* Begin INFORMATION GIVEN *

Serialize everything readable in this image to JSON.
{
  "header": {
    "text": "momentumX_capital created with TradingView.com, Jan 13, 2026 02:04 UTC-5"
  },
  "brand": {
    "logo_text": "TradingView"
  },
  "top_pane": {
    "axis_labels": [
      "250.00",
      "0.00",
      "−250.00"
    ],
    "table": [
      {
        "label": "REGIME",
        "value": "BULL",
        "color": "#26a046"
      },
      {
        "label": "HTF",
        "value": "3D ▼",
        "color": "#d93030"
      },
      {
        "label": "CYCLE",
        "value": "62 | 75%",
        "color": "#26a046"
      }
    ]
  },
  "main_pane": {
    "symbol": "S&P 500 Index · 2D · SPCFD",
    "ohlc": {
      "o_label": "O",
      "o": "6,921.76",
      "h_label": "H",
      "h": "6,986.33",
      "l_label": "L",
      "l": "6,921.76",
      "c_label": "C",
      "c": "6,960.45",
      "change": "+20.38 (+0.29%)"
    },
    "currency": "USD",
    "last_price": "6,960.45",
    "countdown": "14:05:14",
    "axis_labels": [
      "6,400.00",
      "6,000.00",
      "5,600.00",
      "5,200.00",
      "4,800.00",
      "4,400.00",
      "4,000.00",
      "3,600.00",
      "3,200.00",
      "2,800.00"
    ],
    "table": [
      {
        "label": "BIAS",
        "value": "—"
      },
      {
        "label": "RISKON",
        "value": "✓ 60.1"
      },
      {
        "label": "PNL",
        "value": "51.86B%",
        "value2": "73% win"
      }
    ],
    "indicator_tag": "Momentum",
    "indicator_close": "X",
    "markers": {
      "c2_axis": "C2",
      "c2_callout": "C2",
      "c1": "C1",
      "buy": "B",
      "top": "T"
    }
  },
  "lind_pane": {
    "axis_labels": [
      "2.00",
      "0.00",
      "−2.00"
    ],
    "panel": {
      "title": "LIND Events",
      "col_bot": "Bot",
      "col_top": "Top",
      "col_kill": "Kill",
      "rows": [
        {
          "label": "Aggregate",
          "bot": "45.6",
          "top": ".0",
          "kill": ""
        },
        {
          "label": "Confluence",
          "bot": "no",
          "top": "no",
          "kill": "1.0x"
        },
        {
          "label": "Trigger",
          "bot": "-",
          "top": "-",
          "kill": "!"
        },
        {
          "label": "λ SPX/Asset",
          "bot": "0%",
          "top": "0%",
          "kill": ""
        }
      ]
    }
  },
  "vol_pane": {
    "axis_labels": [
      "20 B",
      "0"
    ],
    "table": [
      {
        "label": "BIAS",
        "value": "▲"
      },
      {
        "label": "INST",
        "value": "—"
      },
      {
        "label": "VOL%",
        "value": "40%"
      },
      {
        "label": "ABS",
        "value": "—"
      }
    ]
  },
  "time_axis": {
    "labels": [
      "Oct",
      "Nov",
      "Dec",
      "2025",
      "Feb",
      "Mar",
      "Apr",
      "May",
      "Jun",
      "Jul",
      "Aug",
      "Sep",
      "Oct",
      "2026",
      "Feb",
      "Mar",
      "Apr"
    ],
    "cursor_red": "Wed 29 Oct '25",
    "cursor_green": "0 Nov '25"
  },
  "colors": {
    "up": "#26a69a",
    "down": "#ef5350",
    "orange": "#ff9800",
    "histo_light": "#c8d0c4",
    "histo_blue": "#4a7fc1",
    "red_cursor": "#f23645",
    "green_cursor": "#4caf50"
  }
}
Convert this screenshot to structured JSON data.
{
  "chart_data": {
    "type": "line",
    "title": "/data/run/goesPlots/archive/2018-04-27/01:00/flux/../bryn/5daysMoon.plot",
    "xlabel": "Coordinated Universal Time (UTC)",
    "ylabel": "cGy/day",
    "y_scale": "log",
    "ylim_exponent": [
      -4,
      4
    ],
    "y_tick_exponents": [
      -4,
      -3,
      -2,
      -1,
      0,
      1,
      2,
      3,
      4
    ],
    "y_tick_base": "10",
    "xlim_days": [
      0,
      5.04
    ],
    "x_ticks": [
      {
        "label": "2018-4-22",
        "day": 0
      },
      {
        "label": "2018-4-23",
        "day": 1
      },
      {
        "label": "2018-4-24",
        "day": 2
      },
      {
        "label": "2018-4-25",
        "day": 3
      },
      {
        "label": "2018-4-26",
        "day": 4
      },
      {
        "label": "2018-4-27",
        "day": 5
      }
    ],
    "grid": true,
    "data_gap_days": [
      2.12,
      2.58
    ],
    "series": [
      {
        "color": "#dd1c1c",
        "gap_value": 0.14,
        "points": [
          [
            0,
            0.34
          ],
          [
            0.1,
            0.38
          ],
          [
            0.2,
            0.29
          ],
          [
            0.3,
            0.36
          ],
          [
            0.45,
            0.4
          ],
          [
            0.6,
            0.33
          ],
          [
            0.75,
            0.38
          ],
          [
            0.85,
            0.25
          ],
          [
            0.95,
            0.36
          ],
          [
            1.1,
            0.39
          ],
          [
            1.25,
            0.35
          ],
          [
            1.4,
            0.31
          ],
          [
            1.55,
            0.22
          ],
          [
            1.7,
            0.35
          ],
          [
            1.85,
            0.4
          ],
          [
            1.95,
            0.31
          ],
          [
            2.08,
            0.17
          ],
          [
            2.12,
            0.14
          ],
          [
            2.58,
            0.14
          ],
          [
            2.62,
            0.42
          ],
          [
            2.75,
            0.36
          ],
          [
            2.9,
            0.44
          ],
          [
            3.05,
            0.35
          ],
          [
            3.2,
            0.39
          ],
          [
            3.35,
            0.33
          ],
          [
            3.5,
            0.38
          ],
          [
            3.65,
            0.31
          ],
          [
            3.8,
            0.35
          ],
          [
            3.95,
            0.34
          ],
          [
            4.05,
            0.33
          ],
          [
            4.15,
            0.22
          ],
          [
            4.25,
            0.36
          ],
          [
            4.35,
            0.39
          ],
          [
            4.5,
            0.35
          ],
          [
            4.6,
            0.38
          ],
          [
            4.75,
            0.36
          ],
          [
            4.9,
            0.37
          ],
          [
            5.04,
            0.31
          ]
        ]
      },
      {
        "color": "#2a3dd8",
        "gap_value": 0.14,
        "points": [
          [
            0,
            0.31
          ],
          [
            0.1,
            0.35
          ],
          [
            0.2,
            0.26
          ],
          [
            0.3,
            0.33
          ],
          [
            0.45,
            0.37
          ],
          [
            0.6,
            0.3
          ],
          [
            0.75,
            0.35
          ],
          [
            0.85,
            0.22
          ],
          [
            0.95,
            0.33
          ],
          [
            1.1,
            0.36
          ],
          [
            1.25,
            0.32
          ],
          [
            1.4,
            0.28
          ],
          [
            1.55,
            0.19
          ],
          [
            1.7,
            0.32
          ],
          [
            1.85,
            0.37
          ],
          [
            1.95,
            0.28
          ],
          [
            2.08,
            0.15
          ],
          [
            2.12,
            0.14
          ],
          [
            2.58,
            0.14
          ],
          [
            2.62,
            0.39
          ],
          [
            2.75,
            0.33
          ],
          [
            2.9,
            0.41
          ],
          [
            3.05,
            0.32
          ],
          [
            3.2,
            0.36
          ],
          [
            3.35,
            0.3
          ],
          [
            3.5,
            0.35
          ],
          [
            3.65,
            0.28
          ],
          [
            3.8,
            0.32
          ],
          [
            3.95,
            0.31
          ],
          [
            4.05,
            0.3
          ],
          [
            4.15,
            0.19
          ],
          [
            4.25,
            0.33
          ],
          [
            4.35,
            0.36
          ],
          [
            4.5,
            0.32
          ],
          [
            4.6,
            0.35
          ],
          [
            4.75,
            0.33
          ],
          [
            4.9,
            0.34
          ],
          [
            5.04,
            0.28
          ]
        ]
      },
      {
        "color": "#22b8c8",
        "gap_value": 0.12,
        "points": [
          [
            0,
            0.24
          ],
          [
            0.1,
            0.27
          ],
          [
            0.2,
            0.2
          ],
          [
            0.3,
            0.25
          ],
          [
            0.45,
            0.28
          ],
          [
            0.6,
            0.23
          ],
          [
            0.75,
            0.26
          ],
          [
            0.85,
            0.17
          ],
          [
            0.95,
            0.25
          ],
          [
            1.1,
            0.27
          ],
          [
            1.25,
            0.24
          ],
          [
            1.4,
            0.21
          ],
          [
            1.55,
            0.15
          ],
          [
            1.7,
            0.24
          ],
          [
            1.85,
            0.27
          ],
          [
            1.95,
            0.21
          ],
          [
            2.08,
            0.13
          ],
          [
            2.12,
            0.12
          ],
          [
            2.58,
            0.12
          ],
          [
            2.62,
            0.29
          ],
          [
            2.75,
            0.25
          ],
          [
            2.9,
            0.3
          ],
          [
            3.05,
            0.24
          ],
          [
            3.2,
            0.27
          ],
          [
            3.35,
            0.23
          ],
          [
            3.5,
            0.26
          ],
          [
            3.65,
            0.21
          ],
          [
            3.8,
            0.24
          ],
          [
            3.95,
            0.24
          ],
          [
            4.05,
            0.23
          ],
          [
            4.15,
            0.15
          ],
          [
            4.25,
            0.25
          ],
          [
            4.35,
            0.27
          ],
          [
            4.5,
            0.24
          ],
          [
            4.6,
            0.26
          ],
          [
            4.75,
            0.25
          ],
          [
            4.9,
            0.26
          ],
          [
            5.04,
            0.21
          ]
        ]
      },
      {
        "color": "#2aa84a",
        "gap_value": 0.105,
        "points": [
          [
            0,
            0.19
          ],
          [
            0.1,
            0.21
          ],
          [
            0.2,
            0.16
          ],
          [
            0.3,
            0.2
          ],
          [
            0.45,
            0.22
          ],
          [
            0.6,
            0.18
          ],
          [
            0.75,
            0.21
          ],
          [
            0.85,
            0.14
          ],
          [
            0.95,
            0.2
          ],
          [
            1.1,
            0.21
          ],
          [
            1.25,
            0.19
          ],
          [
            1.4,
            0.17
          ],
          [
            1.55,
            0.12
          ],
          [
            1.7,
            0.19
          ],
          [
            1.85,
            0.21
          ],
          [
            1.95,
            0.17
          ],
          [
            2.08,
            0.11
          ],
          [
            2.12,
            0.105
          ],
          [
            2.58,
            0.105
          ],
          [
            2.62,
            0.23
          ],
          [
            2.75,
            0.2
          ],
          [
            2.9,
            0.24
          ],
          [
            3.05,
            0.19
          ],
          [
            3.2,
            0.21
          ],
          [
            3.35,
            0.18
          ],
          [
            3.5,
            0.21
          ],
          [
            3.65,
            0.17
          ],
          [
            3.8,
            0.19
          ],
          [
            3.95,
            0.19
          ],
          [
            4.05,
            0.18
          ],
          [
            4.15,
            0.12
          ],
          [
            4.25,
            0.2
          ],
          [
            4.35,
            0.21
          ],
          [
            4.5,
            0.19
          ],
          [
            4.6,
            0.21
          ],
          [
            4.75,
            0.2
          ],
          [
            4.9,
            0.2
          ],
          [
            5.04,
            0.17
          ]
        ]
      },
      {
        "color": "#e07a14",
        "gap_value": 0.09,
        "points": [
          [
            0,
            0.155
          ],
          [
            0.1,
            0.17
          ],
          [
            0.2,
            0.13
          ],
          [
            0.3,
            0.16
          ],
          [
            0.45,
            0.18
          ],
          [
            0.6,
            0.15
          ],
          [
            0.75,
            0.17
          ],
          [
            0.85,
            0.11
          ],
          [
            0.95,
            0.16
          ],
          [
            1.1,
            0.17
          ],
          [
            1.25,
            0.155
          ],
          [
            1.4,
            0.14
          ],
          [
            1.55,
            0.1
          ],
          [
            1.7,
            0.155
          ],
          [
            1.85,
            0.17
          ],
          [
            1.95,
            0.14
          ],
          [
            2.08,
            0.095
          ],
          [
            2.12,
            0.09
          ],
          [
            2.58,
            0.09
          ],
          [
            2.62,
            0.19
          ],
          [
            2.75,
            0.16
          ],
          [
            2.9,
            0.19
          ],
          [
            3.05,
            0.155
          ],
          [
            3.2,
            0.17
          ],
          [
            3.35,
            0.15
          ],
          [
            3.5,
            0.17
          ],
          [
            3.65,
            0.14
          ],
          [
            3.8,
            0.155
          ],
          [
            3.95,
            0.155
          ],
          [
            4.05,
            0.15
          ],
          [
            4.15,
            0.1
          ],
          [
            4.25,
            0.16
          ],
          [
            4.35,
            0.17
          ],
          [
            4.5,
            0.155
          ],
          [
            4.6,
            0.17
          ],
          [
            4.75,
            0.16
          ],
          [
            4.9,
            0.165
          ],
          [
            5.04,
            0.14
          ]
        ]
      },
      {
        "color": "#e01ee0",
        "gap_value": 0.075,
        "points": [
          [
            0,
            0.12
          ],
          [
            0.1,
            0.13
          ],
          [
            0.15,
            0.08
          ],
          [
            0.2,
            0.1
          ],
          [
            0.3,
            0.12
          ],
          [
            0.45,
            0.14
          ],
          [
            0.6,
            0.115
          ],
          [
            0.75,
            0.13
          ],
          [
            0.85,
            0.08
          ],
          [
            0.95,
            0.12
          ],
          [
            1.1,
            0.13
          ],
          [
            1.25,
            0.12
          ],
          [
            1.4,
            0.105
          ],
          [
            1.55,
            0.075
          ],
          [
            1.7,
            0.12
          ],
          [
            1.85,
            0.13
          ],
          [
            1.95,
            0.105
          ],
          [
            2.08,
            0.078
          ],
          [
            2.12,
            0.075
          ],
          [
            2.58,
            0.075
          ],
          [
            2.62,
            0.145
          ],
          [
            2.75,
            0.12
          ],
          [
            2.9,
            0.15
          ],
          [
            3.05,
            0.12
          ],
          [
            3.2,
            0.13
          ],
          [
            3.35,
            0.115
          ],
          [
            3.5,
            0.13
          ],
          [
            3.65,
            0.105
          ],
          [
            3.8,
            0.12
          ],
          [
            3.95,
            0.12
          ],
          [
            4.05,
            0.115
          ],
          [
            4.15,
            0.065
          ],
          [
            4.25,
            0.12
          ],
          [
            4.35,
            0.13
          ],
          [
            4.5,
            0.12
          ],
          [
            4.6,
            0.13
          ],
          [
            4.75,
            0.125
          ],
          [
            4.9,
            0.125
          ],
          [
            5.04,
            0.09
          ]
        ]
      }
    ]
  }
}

* End INFORMATION GIVEN *

* **TASK OBJECTIVE**: Tally how many lines of the data include the word "TradingView". Write the number and nothing else.

* **WORKED ANSWER**: 2